## Provided passage
He’s not exactly an unknown artist, and hell if we did anything to "break him out," but a selection of Basquiat’s early, never-before-seen drawings, sketches, and SAMO-era musings from long-ago roommate Alexis Adler's archive were in our 2015 show. They were especially interesting considering that Frier showed them alongside Alexis's own photographs of Basquiat (taken during this period), in a display that was perfect for our 2015 theme Transaction. The true breakout here was Alexis herself, whose photographs, in their own right, are beautifully rendered portraits of a touching relationship—and Barry, whose stewardship to both was inspiring.

MYLA DALBESIO
Curated by Amanda Schmitt
2013

Myla Dalbesio Photo credit: Samuel Sachs Morgan

Before Dalbesio’s Elle.com column “Girl on Girl,” her Today Show discourse about the standards of beauty as a plus size model, or her quite brave Young Money solo performance at Ramis Barquet, curator Amanda Schmitt showed her work in its first fully immersive installation context with her show "I Don't Know What It Is (but it feels good)." Dalbesio’s formal interest in sex industry and drug culture representations as a metaphor for ancient ideals of femininity, fertility, and transcendence worked perfectly with our 2013 New Mysticism theme.

## Given records
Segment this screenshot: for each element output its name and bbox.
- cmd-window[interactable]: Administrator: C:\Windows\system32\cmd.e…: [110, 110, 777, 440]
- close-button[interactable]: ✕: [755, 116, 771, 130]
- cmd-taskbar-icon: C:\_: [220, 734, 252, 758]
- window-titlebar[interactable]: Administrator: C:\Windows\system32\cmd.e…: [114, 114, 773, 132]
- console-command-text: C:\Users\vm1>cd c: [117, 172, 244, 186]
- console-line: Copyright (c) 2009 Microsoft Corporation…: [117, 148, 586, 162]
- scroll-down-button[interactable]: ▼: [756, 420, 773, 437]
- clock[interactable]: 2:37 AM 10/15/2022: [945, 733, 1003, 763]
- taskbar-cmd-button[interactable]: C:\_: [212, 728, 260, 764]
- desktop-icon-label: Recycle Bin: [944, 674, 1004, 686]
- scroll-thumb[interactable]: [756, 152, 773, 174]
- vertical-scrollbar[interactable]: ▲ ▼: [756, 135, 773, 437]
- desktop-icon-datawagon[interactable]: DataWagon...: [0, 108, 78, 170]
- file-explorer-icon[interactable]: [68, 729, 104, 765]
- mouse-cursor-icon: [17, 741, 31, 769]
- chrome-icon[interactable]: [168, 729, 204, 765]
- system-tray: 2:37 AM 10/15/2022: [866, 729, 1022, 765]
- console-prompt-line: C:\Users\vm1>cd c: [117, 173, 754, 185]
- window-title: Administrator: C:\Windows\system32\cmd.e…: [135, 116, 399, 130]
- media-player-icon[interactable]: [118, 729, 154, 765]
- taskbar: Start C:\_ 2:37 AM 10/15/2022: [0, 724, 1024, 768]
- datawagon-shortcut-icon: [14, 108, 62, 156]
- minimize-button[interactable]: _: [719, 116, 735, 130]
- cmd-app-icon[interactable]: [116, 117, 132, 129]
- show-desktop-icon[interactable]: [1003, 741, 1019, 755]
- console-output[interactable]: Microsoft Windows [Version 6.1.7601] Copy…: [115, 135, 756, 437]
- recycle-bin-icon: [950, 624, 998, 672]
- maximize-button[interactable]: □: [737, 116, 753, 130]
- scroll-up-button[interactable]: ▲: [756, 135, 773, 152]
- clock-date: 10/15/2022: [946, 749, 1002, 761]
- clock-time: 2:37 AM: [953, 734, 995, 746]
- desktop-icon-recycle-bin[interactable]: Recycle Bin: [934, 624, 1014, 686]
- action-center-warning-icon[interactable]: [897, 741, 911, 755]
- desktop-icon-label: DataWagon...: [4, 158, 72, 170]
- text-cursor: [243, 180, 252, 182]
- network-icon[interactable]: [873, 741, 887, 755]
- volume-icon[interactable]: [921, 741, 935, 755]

## Things to do
A - In the art show write-up, what was the theme of the 2015 show?
B - The art show write-up names some things Myla Dalbesio did that came after Amanda Schmitt showed her work. List all of them.
C - Carry on writing the art show write-up from where it stops.

## Answers by task
A - Transaction

B -
- Her Elle.com column "Girl on Girl"
- Her Today Show discourse about the standards of beauty as a plus size model
- Her Young Money solo performance at Ramis Barquet

C -
PETER SUTHERLAND
Curated by Cecelia Stucker
2012

Peter Sutherland Photo credit: SPRING/BREAK Art Show 

One of Peter Sutherland's first New York City appearances was Cecelia Stucker's inclusion of him in a SPRING/BREAK offshoot during the first NYC Frieze Art Week, called Transhuman. His 2012 sand paintings (a rare departure just preceding his perforated vinyl works) were on display alongside works by other Still House alums of that era.

CELIA ROWLSON-HALL 
Curated by Alva Calymayor
2012

Celia Rowlson-HallPhoto credit: Tory Williams Photography

Celia Rowlson-Hall's gender-fluid re-imaging of the Christ parable as a self-actualization tale, MA, received accolades at the Tribeca, Venice, and LA Film Festivals this year. Before this self-acted, self-written, self-directed tour-de-force, SPRING/BREAK 2012 featured her video and installation work, which she also directed and starred in—a precursor to her meld of choreographed silent comedy-style narrative, haunted sensibility, and brutal Americana.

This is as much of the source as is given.